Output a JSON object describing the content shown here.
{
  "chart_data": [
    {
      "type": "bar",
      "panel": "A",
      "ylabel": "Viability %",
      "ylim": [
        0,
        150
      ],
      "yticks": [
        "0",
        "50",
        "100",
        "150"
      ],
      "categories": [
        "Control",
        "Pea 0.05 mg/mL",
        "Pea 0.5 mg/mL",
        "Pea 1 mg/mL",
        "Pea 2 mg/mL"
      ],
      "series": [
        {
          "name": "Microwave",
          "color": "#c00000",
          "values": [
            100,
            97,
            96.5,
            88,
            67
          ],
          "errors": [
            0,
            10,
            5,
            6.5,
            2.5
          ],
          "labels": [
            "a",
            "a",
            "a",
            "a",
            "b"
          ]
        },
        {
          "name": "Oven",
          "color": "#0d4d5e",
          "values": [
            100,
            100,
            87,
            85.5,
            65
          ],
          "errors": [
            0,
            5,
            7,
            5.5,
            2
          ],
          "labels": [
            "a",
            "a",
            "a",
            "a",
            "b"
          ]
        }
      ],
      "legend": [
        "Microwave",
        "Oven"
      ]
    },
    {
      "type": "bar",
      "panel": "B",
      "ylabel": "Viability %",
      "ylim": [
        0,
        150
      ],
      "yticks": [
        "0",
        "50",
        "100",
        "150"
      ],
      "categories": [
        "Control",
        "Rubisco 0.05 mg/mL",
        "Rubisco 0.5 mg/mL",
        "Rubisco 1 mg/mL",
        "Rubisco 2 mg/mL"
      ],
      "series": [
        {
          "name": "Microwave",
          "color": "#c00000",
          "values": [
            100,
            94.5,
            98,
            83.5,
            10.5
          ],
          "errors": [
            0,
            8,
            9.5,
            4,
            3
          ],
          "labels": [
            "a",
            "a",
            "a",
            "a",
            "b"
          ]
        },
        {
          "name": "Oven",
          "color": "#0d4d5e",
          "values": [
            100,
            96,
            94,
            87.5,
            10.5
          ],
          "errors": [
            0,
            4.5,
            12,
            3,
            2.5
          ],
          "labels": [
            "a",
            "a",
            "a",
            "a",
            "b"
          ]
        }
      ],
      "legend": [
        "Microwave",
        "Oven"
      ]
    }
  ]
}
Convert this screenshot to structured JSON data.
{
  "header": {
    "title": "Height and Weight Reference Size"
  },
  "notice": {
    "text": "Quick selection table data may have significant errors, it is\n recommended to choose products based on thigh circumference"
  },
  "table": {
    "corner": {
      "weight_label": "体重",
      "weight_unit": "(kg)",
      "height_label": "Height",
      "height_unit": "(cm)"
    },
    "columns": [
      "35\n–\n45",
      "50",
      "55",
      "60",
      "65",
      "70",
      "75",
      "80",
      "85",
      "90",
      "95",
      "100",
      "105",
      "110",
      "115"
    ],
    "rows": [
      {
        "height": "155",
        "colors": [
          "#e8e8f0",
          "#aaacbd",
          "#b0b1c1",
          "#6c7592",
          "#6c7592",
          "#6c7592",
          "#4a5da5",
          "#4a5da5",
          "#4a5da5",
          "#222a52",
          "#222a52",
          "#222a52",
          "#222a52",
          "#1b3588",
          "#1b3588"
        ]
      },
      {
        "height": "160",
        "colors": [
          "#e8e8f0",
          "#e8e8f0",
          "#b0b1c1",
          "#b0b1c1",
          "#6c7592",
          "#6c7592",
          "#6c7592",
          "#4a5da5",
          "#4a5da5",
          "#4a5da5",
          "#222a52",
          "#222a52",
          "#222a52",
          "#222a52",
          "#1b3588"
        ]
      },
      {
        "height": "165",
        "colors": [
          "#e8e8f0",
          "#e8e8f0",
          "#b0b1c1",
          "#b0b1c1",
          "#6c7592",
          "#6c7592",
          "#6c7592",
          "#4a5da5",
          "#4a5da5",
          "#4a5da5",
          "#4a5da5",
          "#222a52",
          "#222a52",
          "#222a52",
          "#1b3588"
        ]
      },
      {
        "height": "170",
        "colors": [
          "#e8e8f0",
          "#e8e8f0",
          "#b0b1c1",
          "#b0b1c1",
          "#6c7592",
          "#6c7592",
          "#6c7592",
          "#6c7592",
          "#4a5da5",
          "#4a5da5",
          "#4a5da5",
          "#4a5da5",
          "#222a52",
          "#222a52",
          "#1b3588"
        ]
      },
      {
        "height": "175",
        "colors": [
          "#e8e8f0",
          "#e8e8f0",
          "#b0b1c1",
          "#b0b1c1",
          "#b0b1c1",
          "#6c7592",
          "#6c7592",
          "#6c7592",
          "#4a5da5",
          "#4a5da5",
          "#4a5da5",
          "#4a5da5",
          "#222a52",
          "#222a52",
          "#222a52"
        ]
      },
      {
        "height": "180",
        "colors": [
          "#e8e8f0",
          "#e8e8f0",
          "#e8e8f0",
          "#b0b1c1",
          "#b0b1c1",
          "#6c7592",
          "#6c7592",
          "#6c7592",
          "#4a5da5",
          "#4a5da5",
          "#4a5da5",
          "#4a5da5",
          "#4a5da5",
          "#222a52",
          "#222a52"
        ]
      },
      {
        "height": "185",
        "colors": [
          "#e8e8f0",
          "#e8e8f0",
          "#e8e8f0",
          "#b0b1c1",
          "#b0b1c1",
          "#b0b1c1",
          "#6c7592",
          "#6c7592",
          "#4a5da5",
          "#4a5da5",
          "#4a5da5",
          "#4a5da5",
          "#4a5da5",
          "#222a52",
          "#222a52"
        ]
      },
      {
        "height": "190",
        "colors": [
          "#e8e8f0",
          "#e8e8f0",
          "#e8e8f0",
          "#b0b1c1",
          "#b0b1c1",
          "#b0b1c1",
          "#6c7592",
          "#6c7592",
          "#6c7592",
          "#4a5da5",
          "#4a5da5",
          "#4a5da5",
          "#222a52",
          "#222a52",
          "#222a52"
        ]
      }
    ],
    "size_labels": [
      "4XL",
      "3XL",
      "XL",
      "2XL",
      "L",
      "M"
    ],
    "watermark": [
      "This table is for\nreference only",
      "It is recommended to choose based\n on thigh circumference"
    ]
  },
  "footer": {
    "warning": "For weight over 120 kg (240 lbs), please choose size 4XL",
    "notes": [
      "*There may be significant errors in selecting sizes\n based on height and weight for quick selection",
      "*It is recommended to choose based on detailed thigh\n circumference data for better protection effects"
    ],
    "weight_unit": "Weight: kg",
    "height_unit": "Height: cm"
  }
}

**To do**
Produce an exact copy of every entry above.

**Task answer**
Output a JSON object describing the content shown here.
{
  "chart_data": [
    {
      "type": "bar",
      "panel": "A",
      "ylabel": "Viability %",
      "ylim": [
        0,
        150
      ],
      "yticks": [
        "0",
        "50",
        "100",
        "150"
      ],
      "categories": [
        "Control",
        "Pea 0.05 mg/mL",
        "Pea 0.5 mg/mL",
        "Pea 1 mg/mL",
        "Pea 2 mg/mL"
      ],
      "series": [
        {
          "name": "Microwave",
          "color": "#c00000",
          "values": [
            100,
            97,
            96.5,
            88,
            67
          ],
          "errors": [
            0,
            10,
            5,
            6.5,
            2.5
          ],
          "labels": [
            "a",
            "a",
            "a",
            "a",
            "b"
          ]
        },
        {
          "name": "Oven",
          "color": "#0d4d5e",
          "values": [
            100,
            100,
            87,
            85.5,
            65
          ],
          "errors": [
            0,
            5,
            7,
            5.5,
            2
          ],
          "labels": [
            "a",
            "a",
            "a",
            "a",
            "b"
          ]
        }
      ],
      "legend": [
        "Microwave",
        "Oven"
      ]
    },
    {
      "type": "bar",
      "panel": "B",
      "ylabel": "Viability %",
      "ylim": [
        0,
        150
      ],
      "yticks": [
        "0",
        "50",
        "100",
        "150"
      ],
      "categories": [
        "Control",
        "Rubisco 0.05 mg/mL",
        "Rubisco 0.5 mg/mL",
        "Rubisco 1 mg/mL",
        "Rubisco 2 mg/mL"
      ],
      "series": [
        {
          "name": "Microwave",
          "color": "#c00000",
          "values": [
            100,
            94.5,
            98,
            83.5,
            10.5
          ],
          "errors": [
            0,
            8,
            9.5,
            4,
            3
          ],
          "labels": [
            "a",
            "a",
            "a",
            "a",
            "b"
          ]
        },
        {
          "name": "Oven",
          "color": "#0d4d5e",
          "values": [
            100,
            96,
            94,
            87.5,
            10.5
          ],
          "errors": [
            0,
            4.5,
            12,
            3,
            2.5
          ],
          "labels": [
            "a",
            "a",
            "a",
            "a",
            "b"
          ]
        }
      ],
      "legend": [
        "Microwave",
        "Oven"
      ]
    }
  ]
}
Convert this screenshot to structured JSON data.
{
  "header": {
    "title": "Height and Weight Reference Size"
  },
  "notice": {
    "text": "Quick selection table data may have significant errors, it is\n recommended to choose products based on thigh circumference"
  },
  "table": {
    "corner": {
      "weight_label": "体重",
      "weight_unit": "(kg)",
      "height_label": "Height",
      "height_unit": "(cm)"
    },
    "columns": [
      "35\n–\n45",
      "50",
      "55",
      "60",
      "65",
      "70",
      "75",
      "80",
      "85",
      "90",
      "95",
      "100",
      "105",
      "110",
      "115"
    ],
    "rows": [
      {
        "height": "155",
        "colors": [
          "#e8e8f0",
          "#aaacbd",
          "#b0b1c1",
          "#6c7592",
          "#6c7592",
          "#6c7592",
          "#4a5da5",
          "#4a5da5",
          "#4a5da5",
          "#222a52",
          "#222a52",
          "#222a52",
          "#222a52",
          "#1b3588",
          "#1b3588"
        ]
      },
      {
        "height": "160",
        "colors": [
          "#e8e8f0",
          "#e8e8f0",
          "#b0b1c1",
          "#b0b1c1",
          "#6c7592",
          "#6c7592",
          "#6c7592",
          "#4a5da5",
          "#4a5da5",
          "#4a5da5",
          "#222a52",
          "#222a52",
          "#222a52",
          "#222a52",
          "#1b3588"
        ]
      },
      {
        "height": "165",
        "colors": [
          "#e8e8f0",
          "#e8e8f0",
          "#b0b1c1",
          "#b0b1c1",
          "#6c7592",
          "#6c7592",
          "#6c7592",
          "#4a5da5",
          "#4a5da5",
          "#4a5da5",
          "#4a5da5",
          "#222a52",
          "#222a52",
          "#222a52",
          "#1b3588"
        ]
      },
      {
        "height": "170",
        "colors": [
          "#e8e8f0",
          "#e8e8f0",
          "#b0b1c1",
          "#b0b1c1",
          "#6c7592",
          "#6c7592",
          "#6c7592",
          "#6c7592",
          "#4a5da5",
          "#4a5da5",
          "#4a5da5",
          "#4a5da5",
          "#222a52",
          "#222a52",
          "#1b3588"
        ]
      },
      {
        "height": "175",
        "colors": [
          "#e8e8f0",
          "#e8e8f0",
          "#b0b1c1",
          "#b0b1c1",
          "#b0b1c1",
          "#6c7592",
          "#6c7592",
          "#6c7592",
          "#4a5da5",
          "#4a5da5",
          "#4a5da5",
          "#4a5da5",
          "#222a52",
          "#222a52",
          "#222a52"
        ]
      },
      {
        "height": "180",
        "colors": [
          "#e8e8f0",
          "#e8e8f0",
          "#e8e8f0",
          "#b0b1c1",
          "#b0b1c1",
          "#6c7592",
          "#6c7592",
          "#6c7592",
          "#4a5da5",
          "#4a5da5",
          "#4a5da5",
          "#4a5da5",
          "#4a5da5",
          "#222a52",
          "#222a52"
        ]
      },
      {
        "height": "185",
        "colors": [
          "#e8e8f0",
          "#e8e8f0",
          "#e8e8f0",
          "#b0b1c1",
          "#b0b1c1",
          "#b0b1c1",
          "#6c7592",
          "#6c7592",
          "#4a5da5",
          "#4a5da5",
          "#4a5da5",
          "#4a5da5",
          "#4a5da5",
          "#222a52",
          "#222a52"
        ]
      },
      {
        "height": "190",
        "colors": [
          "#e8e8f0",
          "#e8e8f0",
          "#e8e8f0",
          "#b0b1c1",
          "#b0b1c1",
          "#b0b1c1",
          "#6c7592",
          "#6c7592",
          "#6c7592",
          "#4a5da5",
          "#4a5da5",
          "#4a5da5",
          "#222a52",
          "#222a52",
          "#222a52"
        ]
      }
    ],
    "size_labels": [
      "4XL",
      "3XL",
      "XL",
      "2XL",
      "L",
      "M"
    ],
    "watermark": [
      "This table is for\nreference only",
      "It is recommended to choose based\n on thigh circumference"
    ]
  },
  "footer": {
    "warning": "For weight over 120 kg (240 lbs), please choose size 4XL",
    "notes": [
      "*There may be significant errors in selecting sizes\n based on height and weight for quick selection",
      "*It is recommended to choose based on detailed thigh\n circumference data for better protection effects"
    ],
    "weight_unit": "Weight: kg",
    "height_unit": "Height: cm"
  }
}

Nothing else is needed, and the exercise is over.